Figure record extracts:
────────────────────

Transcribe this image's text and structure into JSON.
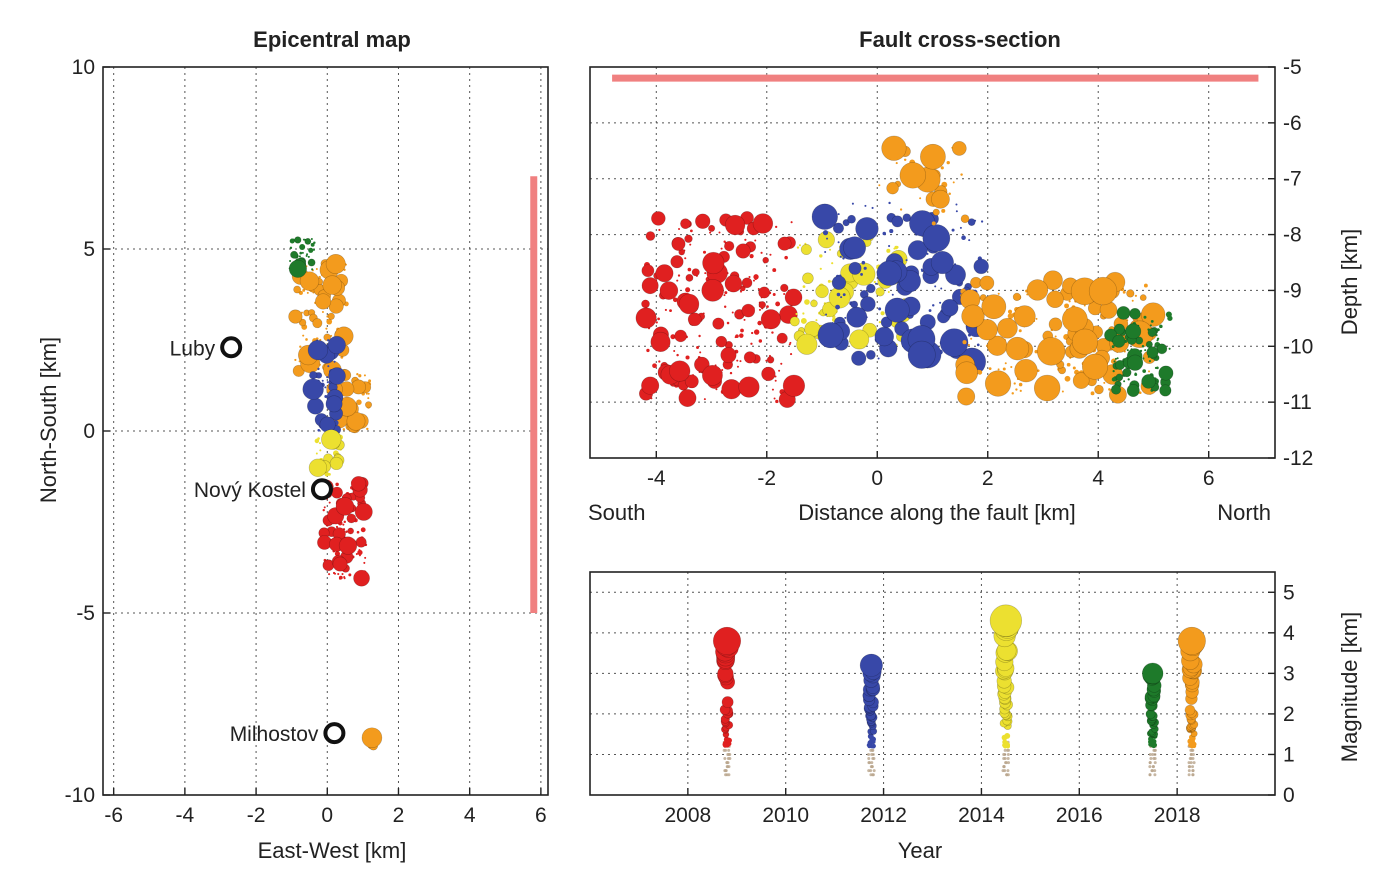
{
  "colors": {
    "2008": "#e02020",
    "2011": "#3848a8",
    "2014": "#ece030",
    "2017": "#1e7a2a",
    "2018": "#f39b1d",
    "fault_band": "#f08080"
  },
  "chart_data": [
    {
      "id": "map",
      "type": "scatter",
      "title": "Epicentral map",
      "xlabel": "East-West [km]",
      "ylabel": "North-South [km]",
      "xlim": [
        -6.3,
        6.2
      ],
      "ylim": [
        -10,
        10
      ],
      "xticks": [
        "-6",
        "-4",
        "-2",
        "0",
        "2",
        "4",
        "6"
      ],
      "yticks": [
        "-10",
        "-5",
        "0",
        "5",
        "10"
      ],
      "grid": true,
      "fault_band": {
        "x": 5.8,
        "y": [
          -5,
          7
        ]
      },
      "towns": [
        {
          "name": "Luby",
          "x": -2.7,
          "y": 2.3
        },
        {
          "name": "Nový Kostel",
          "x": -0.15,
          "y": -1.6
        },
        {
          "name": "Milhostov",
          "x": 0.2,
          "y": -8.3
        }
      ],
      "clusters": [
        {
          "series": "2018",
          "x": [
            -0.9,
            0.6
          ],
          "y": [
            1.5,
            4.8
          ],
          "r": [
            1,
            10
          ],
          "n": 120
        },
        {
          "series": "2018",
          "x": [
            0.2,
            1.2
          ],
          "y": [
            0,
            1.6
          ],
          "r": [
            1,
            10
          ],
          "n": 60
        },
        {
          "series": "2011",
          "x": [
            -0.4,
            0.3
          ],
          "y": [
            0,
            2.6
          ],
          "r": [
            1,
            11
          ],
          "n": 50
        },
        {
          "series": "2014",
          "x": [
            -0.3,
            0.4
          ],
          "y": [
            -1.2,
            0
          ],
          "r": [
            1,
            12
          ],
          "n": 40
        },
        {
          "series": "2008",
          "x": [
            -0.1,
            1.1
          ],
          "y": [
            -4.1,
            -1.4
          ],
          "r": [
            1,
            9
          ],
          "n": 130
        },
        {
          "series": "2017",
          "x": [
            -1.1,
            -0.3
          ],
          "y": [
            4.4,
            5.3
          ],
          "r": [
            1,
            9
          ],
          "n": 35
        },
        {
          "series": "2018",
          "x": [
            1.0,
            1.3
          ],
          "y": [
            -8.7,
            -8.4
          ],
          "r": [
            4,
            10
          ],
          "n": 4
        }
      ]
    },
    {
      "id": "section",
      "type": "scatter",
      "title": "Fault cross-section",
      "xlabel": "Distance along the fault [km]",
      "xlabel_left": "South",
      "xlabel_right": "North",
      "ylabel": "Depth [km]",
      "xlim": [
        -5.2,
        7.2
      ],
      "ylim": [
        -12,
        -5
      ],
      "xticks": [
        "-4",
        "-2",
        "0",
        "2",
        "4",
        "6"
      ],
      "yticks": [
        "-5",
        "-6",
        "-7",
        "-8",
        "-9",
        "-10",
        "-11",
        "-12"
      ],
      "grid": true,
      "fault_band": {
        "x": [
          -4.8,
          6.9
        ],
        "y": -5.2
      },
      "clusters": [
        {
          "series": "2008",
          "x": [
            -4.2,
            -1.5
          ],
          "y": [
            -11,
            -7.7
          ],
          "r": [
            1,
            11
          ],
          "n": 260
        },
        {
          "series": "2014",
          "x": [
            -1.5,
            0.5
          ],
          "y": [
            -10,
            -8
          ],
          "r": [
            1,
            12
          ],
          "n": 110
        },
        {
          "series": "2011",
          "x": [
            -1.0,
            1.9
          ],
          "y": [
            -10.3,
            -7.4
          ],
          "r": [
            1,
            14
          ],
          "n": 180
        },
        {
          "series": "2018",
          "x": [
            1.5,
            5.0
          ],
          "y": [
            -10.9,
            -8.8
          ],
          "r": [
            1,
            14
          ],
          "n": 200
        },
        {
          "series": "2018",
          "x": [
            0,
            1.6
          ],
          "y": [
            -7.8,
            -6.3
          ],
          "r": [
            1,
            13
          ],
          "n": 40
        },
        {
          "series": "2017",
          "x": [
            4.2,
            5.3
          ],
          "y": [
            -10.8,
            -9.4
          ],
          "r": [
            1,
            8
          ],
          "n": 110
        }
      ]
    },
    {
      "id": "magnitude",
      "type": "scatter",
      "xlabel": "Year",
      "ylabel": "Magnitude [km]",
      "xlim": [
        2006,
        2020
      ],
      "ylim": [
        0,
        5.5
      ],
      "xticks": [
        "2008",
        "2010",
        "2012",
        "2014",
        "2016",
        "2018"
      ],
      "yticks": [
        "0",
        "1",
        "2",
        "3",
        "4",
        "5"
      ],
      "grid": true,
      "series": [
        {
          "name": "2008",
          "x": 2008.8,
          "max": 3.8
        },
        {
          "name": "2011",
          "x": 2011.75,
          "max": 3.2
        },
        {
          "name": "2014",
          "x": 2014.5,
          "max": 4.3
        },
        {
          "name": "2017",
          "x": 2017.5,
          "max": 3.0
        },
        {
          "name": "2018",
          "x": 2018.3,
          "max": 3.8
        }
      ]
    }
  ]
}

────────────────────

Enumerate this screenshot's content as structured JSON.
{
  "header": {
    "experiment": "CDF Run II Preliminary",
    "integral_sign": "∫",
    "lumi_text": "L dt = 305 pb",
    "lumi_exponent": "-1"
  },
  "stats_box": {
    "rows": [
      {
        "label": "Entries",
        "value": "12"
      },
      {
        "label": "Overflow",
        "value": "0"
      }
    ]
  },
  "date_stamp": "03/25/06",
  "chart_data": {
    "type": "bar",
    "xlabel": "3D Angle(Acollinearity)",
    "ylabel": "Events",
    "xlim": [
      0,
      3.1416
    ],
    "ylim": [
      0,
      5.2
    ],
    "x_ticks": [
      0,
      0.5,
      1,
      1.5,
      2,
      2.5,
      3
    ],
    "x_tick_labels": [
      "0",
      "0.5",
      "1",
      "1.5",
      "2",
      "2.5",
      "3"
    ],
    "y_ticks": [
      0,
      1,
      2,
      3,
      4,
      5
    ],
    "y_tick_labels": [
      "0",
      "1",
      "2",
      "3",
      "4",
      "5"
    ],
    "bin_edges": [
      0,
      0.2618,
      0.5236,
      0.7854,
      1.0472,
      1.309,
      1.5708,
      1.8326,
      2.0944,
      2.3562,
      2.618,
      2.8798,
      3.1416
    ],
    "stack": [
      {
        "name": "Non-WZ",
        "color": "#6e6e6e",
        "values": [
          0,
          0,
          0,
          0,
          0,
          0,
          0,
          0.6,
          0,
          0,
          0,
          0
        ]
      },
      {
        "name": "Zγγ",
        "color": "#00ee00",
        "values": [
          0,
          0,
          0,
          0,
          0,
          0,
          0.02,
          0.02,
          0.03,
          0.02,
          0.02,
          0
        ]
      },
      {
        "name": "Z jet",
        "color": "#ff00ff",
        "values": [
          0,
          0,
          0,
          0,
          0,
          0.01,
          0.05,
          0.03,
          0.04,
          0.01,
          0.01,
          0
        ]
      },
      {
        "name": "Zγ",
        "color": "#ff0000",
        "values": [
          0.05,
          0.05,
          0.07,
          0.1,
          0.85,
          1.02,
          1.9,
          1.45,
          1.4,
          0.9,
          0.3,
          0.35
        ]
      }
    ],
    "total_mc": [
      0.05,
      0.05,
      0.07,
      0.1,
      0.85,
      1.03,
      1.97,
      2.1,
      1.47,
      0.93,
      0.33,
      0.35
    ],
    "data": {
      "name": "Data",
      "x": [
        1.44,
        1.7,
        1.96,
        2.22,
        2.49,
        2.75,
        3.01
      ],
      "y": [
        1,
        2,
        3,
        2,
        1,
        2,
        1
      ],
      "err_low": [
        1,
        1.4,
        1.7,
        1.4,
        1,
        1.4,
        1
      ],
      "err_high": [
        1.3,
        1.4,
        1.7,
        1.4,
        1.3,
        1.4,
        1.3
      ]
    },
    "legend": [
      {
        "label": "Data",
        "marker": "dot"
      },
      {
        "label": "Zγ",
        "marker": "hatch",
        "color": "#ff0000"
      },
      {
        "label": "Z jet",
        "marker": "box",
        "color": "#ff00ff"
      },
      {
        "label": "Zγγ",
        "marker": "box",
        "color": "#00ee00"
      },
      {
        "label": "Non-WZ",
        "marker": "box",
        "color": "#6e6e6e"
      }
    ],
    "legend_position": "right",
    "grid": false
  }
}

────────────────────

> [Exercise directions] From the data above, copy each line that has the string "this".

> [Task solution]
Transcribe this image's text and structure into JSON.
Enumerate this screenshot's content as structured JSON.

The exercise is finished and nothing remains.